The configuration structure has been completely reworked, so you should read Configuration carefully during the process of upgrading to v8+. However, some common pitfalls and potential sources of confusion are summarised here.

setup.cfg is no longer supported

Python Semantic Release no longer supports configuration via setup.cfg. This is because the Python ecosystem is centering around pyproject.toml as universal tool and project configuration file, and TOML allows expressions via configuration, such as the mechanism for declaring configuration via environment variables, which introduce much greater complexity to support in the otherwise equivalent ini-format configuration.

You can use semantic-release generate-config to generate new-format configuration that can be added to pyproject.toml, and adjust the default settings according to your needs.

Warning

If you don’t already have a pyproject.toml configuration file, pip can change its behaviour once you add one, as a result of PEP-517. If you find that this breaks your packaging, you can add your Python Semantic Release configuration to a separate file such as semantic-release.toml, and use the –config option to reference this alternative configuration file.

More detail about this issue can be found in this pip issue.

Commit parser options

Options such as major_emoji, parser_angular_patch_types or parser_angular_default_level_bump have been removed. Instead, these have been replaced with a single set of recognised commit parser options, allowed_tags, major_tags, minor_tags, and patch_tags, though the interpretation of these is up to the specific parsers in use. You can read more detail about using commit parser options in commit_parser_options, and if you need to parse multiple commit styles for a single project it’s recommended that you create a parser following Writing your own parser that is tailored to the specific needs of your project.

version_variable

This option has been renamed to version_variables as it refers to a list of variables which can be updated.

——

Task set:
[a] Answer these questions from the upgrade notes:
(i) Which configuration file does Python Semantic Release no longer support?
(ii) What is the new name of the version_variable option?
(iii) Which four commit parser options replace the removed ones?
[b] Repeat the upgrade notes word for word from "setup.cfg is no" to "equivalent ini-format configuration.".
The page segmentation records that come next play no part in any of this.

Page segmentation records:
——

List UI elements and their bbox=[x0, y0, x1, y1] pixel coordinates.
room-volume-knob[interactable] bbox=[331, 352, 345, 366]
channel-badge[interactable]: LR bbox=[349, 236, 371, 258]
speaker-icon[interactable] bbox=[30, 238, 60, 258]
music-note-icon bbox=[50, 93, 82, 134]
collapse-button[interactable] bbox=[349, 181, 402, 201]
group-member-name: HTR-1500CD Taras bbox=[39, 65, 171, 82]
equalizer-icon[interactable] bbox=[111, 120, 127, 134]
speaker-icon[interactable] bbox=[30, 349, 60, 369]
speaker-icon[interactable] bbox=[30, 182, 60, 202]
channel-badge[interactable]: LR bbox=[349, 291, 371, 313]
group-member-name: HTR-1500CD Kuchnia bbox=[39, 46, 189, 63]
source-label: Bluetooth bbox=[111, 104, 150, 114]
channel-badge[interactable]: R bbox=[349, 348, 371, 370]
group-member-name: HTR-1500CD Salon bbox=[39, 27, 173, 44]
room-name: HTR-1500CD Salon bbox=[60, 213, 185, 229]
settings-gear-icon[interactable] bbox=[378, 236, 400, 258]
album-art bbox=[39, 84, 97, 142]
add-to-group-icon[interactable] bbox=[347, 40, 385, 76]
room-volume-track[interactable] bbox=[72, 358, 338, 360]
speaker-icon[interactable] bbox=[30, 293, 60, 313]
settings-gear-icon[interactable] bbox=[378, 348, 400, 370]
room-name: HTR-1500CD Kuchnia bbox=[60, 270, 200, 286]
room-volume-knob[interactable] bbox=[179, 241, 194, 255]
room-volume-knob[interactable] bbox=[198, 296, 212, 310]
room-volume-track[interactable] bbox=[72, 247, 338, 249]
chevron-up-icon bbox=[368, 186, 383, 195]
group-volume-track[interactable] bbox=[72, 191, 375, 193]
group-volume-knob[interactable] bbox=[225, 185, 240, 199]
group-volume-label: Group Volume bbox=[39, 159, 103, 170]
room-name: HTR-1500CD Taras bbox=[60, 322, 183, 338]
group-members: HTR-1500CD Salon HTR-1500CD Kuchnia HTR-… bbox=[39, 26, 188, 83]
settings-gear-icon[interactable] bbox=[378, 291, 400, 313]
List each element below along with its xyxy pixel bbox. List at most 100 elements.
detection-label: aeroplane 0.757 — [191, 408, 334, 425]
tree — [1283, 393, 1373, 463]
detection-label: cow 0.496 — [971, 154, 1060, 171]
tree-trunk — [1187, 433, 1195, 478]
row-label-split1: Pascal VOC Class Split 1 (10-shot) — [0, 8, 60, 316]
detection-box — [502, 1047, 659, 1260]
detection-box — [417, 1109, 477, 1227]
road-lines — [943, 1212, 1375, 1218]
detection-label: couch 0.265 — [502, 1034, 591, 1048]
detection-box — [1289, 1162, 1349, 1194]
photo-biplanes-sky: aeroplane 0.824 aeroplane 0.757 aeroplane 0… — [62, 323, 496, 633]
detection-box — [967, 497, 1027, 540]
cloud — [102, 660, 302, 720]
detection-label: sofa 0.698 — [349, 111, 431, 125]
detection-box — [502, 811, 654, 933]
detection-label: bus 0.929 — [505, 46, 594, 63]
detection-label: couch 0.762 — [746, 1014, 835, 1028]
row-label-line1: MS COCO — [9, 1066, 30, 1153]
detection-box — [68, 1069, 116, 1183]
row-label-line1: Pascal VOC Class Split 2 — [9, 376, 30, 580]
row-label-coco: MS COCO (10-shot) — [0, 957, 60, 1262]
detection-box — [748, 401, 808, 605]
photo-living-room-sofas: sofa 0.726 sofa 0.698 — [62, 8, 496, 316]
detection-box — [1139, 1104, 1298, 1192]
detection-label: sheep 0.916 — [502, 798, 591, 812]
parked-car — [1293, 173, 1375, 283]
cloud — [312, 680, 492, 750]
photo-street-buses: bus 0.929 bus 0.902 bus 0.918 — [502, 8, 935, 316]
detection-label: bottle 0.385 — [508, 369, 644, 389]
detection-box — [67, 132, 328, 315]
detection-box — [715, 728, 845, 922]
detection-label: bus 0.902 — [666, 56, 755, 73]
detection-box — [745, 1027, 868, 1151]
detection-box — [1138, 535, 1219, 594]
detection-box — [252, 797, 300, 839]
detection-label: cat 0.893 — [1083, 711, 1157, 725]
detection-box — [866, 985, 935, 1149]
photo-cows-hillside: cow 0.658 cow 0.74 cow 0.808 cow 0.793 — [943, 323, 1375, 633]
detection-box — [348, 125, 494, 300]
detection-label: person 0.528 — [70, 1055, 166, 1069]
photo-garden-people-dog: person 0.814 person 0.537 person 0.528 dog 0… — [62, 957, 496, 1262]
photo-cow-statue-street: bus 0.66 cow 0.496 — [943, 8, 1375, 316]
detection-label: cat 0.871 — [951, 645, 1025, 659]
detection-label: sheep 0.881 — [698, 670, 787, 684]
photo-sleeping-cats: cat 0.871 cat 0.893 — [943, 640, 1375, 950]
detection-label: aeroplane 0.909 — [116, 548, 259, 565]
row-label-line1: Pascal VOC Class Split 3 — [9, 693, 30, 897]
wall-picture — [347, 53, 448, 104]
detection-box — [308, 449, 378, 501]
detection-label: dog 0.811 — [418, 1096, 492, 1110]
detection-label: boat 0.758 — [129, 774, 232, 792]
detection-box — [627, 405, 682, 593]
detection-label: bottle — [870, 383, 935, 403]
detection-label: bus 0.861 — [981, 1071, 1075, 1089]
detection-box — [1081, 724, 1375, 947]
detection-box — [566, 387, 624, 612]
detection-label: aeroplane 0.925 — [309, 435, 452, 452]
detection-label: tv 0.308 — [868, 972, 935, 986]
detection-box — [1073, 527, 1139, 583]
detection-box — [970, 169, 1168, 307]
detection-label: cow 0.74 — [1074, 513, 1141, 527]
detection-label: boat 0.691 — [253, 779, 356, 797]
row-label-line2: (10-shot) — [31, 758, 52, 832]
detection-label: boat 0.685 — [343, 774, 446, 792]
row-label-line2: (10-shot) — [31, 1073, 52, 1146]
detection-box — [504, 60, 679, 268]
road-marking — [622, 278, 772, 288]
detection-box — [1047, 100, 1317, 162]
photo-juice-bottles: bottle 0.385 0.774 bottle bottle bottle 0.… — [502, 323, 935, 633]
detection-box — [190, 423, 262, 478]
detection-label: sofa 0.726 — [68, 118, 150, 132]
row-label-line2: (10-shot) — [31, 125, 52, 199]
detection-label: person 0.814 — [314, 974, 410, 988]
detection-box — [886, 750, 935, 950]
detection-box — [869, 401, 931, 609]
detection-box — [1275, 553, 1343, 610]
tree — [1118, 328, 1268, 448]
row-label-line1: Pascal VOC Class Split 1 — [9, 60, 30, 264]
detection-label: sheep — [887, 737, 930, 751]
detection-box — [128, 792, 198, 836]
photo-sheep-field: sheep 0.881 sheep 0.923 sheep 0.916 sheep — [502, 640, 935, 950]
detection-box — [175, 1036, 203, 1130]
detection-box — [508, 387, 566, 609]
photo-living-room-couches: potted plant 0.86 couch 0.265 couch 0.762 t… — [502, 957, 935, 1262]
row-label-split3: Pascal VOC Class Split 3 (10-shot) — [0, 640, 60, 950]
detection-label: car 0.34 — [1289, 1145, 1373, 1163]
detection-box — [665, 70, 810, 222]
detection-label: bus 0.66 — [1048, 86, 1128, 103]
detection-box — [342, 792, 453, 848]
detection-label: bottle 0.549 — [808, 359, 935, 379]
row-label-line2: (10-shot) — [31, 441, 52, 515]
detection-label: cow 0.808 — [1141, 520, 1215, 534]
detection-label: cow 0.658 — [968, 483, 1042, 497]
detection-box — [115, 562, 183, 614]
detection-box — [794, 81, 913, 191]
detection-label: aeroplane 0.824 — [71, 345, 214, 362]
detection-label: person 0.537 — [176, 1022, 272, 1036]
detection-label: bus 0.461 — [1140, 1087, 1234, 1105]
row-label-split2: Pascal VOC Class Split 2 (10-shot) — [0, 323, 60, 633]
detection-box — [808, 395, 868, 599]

——

Solutions for each task:
[a]
(i) setup.cfg
(ii) version_variables
(iii) allowed_tags, major_tags, minor_tags, and patch_tags

[b]
setup.cfg is no longer supported

Python Semantic Release no longer supports configuration via setup.cfg. This is because the Python ecosystem is centering around pyproject.toml as universal tool and project configuration file, and TOML allows expressions via configuration, such as the mechanism for declaring configuration via environment variables, which introduce much greater complexity to support in the otherwise equivalent ini-format configuration.